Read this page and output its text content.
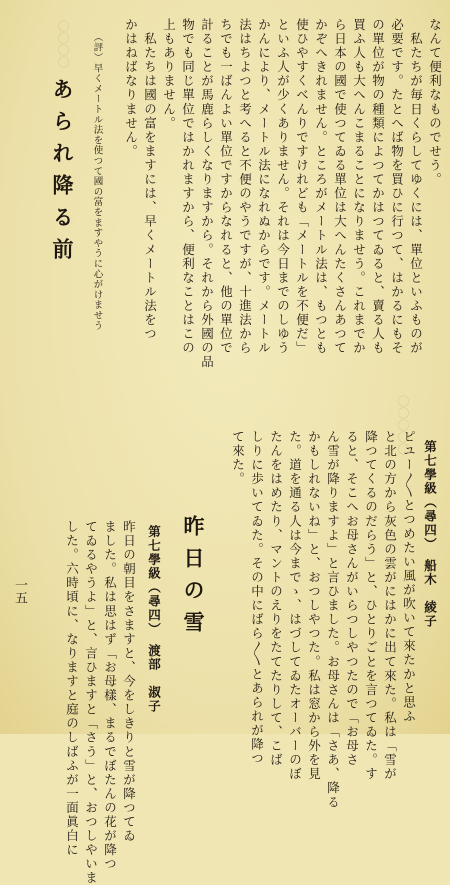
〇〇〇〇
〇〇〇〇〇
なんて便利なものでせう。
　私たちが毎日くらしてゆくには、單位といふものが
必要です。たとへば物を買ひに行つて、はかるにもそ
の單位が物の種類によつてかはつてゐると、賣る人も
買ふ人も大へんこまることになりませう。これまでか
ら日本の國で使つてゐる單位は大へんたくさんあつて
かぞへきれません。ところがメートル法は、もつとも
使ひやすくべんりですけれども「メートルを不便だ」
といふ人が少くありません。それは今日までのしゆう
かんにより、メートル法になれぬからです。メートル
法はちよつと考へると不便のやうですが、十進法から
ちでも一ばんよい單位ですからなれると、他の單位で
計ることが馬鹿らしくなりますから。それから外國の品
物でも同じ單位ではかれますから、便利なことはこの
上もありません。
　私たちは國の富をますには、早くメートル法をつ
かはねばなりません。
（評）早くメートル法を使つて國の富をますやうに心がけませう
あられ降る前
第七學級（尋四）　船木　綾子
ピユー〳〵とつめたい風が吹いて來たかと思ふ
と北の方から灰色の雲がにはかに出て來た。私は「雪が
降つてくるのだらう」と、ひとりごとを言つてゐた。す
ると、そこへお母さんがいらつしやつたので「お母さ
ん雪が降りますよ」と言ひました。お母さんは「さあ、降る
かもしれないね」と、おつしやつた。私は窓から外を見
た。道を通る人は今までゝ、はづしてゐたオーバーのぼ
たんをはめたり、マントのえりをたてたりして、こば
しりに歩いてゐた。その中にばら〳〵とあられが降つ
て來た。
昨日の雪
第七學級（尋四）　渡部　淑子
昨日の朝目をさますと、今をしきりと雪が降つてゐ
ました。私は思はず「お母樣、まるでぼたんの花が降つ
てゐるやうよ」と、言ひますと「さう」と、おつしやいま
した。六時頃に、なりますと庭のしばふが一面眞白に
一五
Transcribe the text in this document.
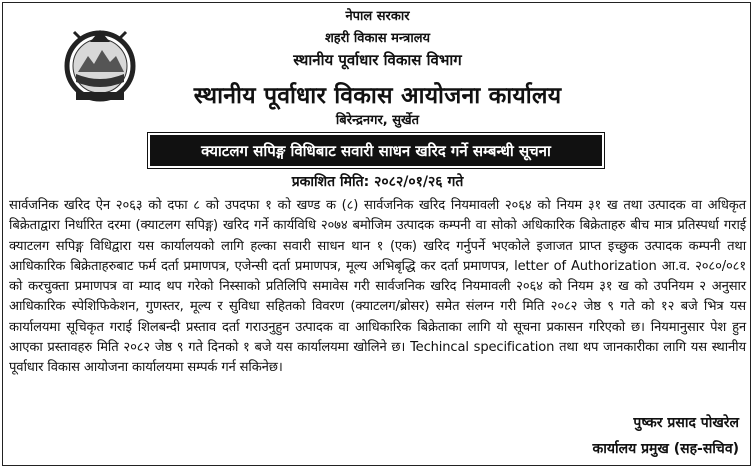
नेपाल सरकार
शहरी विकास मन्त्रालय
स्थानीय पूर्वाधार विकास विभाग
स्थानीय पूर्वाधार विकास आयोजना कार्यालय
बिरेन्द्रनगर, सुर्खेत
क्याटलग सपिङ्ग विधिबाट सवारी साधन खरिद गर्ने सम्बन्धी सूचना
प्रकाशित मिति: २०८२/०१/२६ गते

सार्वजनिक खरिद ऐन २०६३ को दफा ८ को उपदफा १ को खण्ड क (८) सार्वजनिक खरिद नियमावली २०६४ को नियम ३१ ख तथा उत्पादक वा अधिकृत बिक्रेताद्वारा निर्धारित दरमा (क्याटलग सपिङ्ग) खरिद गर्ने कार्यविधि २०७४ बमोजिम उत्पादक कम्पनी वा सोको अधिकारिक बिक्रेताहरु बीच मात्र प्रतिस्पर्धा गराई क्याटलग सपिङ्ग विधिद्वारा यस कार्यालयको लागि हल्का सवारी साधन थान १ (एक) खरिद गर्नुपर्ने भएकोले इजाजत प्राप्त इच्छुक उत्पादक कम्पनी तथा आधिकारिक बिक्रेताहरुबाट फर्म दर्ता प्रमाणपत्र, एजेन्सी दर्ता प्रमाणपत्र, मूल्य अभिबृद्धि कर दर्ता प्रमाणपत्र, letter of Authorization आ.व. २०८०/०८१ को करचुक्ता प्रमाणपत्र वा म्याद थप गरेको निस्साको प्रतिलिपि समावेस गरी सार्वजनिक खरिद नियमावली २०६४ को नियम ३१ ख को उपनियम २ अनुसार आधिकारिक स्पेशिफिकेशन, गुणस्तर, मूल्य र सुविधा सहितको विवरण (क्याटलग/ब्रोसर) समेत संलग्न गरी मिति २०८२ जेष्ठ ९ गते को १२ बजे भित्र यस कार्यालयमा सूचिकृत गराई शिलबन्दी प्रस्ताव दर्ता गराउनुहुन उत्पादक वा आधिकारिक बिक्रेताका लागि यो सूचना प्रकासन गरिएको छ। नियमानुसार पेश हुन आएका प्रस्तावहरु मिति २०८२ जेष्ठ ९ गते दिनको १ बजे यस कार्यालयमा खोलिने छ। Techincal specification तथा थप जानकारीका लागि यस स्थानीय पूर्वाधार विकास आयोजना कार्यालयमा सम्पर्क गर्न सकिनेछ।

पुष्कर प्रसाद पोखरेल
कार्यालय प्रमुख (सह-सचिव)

## To be done
Where a line holds "text", copy it out.

## Reply to the task
Read this page and output its text content.
Transcribe the text in this document.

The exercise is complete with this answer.